Transcribe all the entries word for word, omitting any pictures they contain.

------------------------------

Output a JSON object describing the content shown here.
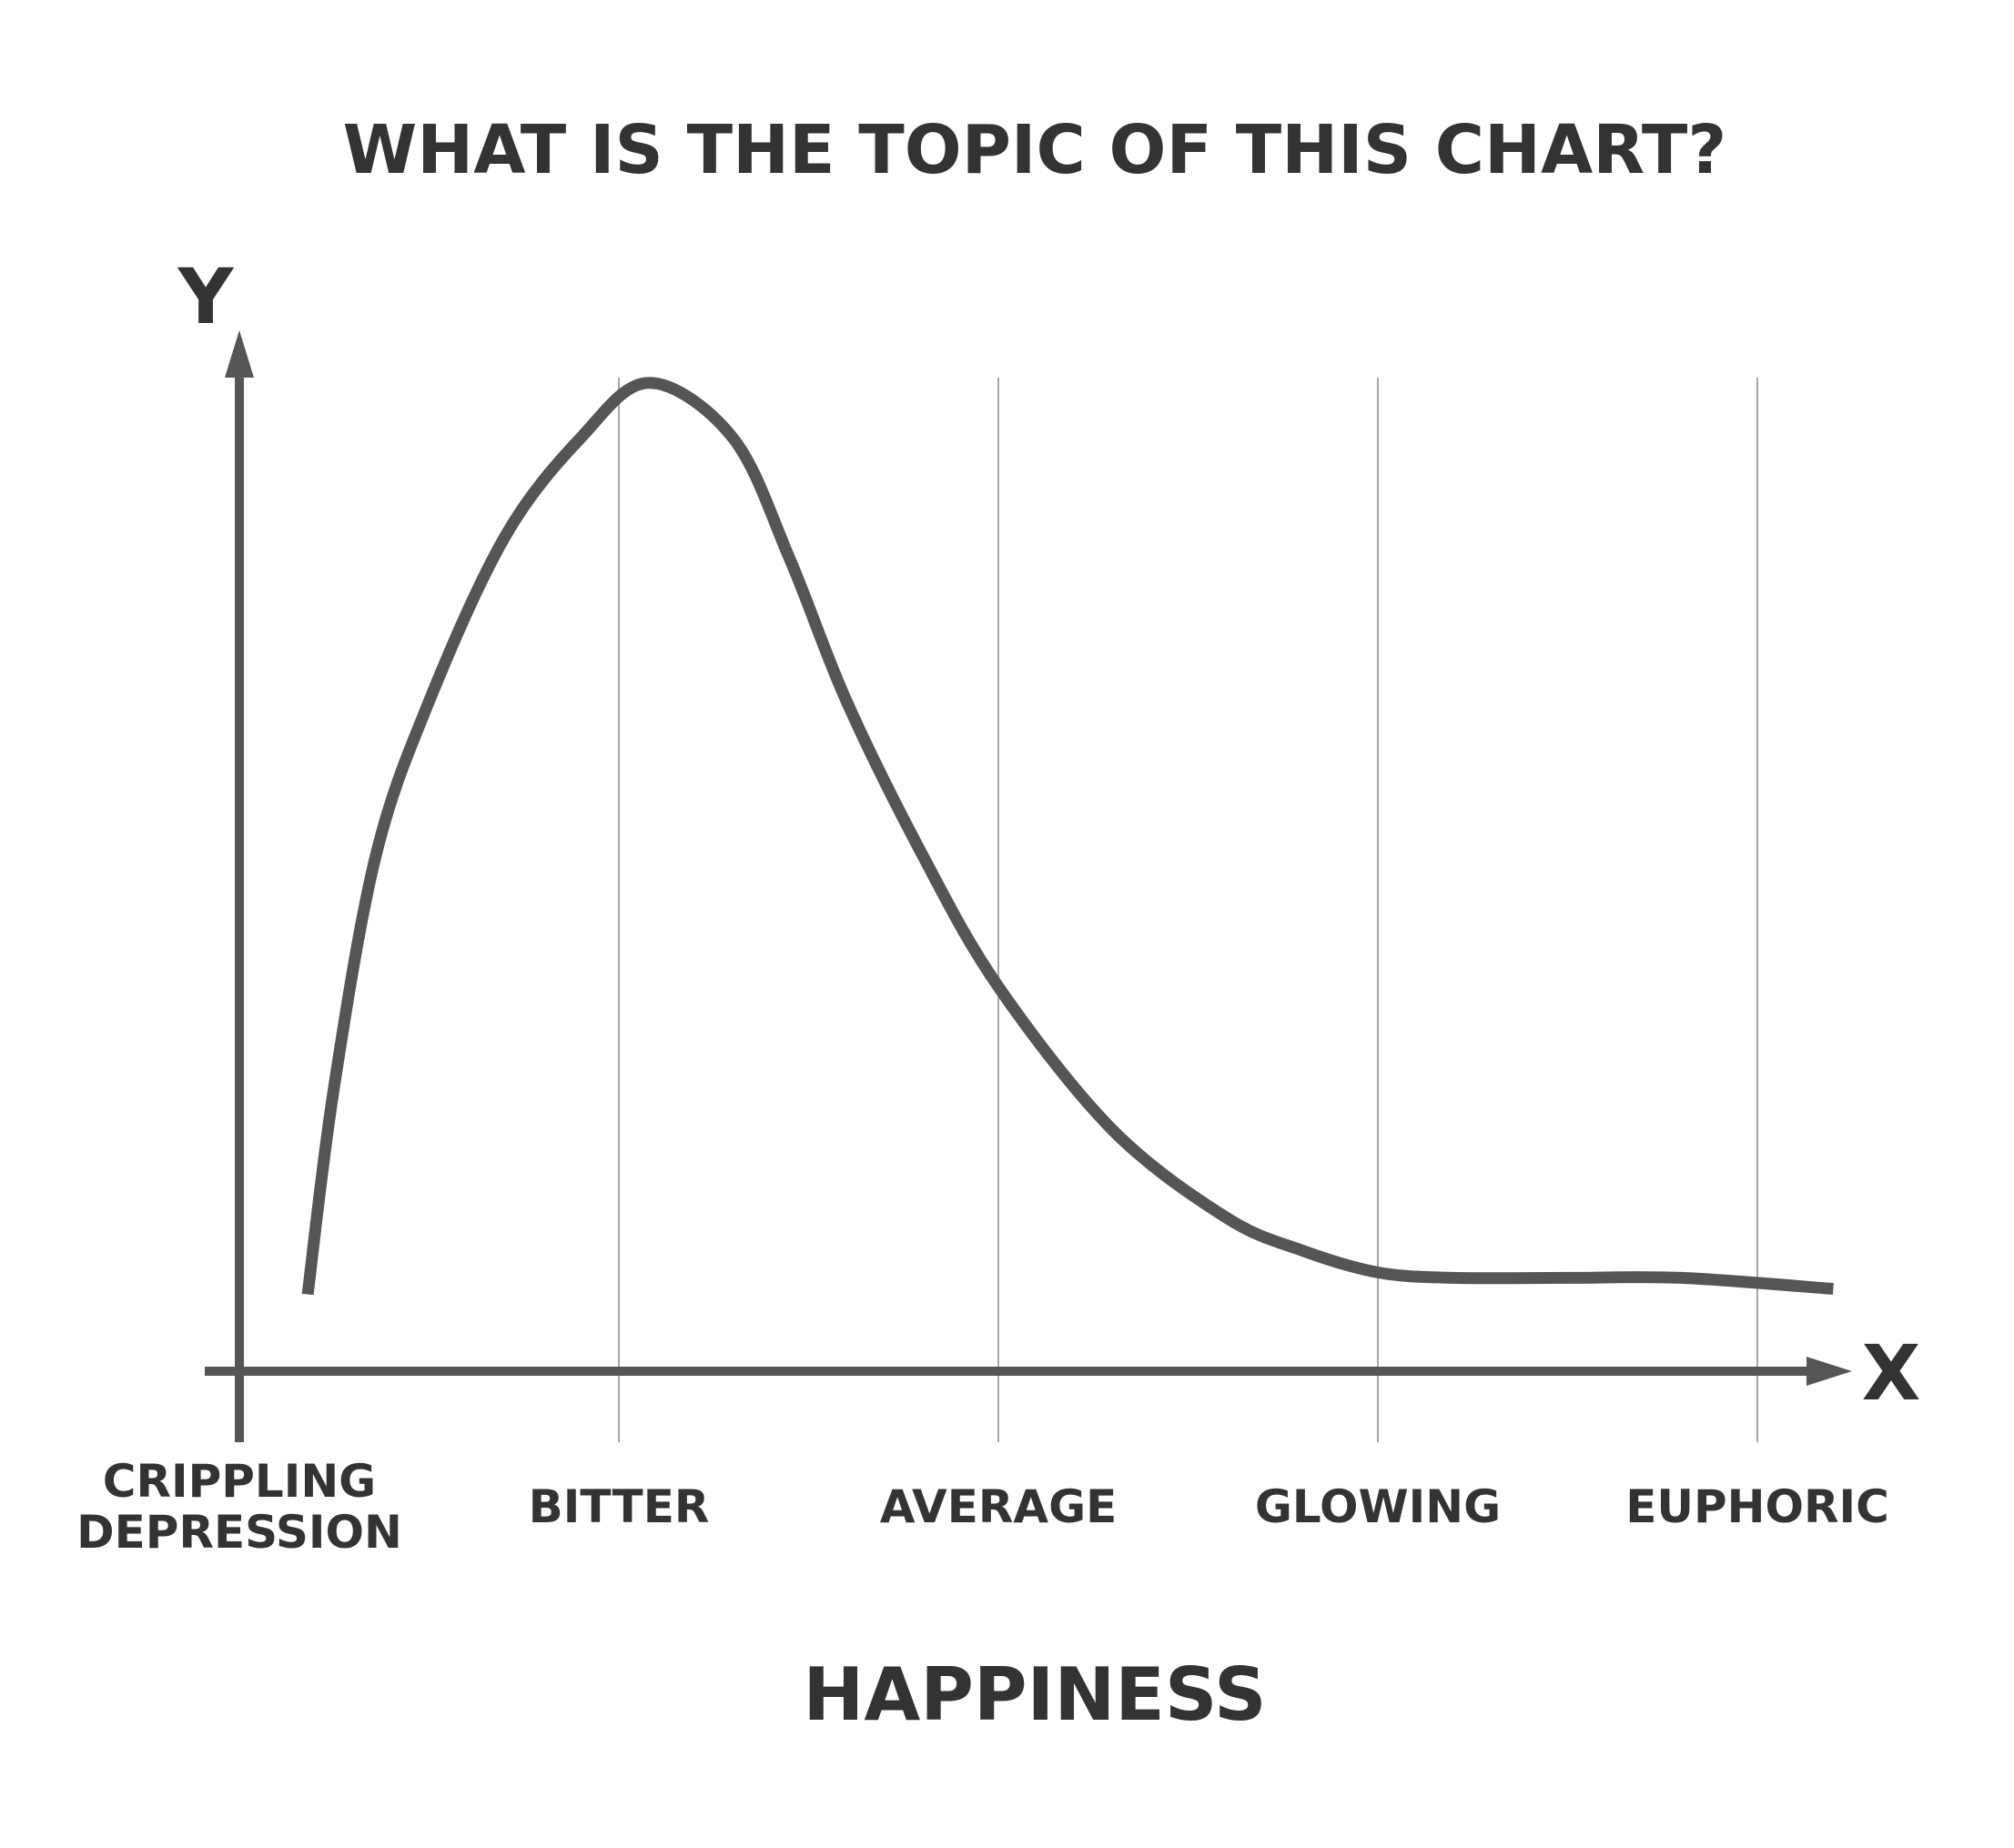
{
  "chart_data": {
    "type": "line",
    "title": "WHAT IS THE TOPIC OF THIS CHART?",
    "xlabel": "HAPPINESS",
    "ylabel": "",
    "x_axis_letter": "X",
    "y_axis_letter": "Y",
    "categories": [
      [
        "CRIPPLING",
        "DEPRESSION"
      ],
      [
        "BITTER"
      ],
      [
        "AVERAGE"
      ],
      [
        "GLOWING"
      ],
      [
        "EUPHORIC"
      ]
    ],
    "xlim": [
      0,
      4
    ],
    "ylim": [
      0,
      100
    ],
    "y_ticks_shown": false,
    "grid": "vertical lines at each category",
    "legend": "none",
    "series": [
      {
        "x": [
          0.18,
          0.25,
          0.36,
          0.5,
          0.7,
          0.9,
          1.08,
          1.3,
          1.45,
          1.6,
          1.8,
          2.0,
          2.3,
          2.6,
          2.8,
          3.0,
          3.2,
          3.5,
          3.8,
          4.2
        ],
        "y": [
          7,
          26,
          47,
          61,
          76,
          85,
          90,
          85,
          74,
          61,
          47,
          35,
          22,
          14,
          11,
          9,
          8.5,
          8.5,
          8.5,
          7.5
        ]
      }
    ],
    "colors": {
      "ink": "#555555",
      "grid": "#8a8a8a",
      "text": "#333333"
    }
  }
}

------------------------------

_COMPLETE RESPONSE_
Output a JSON object describing the content shown here.
{
  "chart_data": {
    "type": "line",
    "title": "WHAT IS THE TOPIC OF THIS CHART?",
    "xlabel": "HAPPINESS",
    "ylabel": "",
    "x_axis_letter": "X",
    "y_axis_letter": "Y",
    "categories": [
      [
        "CRIPPLING",
        "DEPRESSION"
      ],
      [
        "BITTER"
      ],
      [
        "AVERAGE"
      ],
      [
        "GLOWING"
      ],
      [
        "EUPHORIC"
      ]
    ],
    "xlim": [
      0,
      4
    ],
    "ylim": [
      0,
      100
    ],
    "y_ticks_shown": false,
    "grid": "vertical lines at each category",
    "legend": "none",
    "series": [
      {
        "x": [
          0.18,
          0.25,
          0.36,
          0.5,
          0.7,
          0.9,
          1.08,
          1.3,
          1.45,
          1.6,
          1.8,
          2.0,
          2.3,
          2.6,
          2.8,
          3.0,
          3.2,
          3.5,
          3.8,
          4.2
        ],
        "y": [
          7,
          26,
          47,
          61,
          76,
          85,
          90,
          85,
          74,
          61,
          47,
          35,
          22,
          14,
          11,
          9,
          8.5,
          8.5,
          8.5,
          7.5
        ]
      }
    ],
    "colors": {
      "ink": "#555555",
      "grid": "#8a8a8a",
      "text": "#333333"
    }
  }
}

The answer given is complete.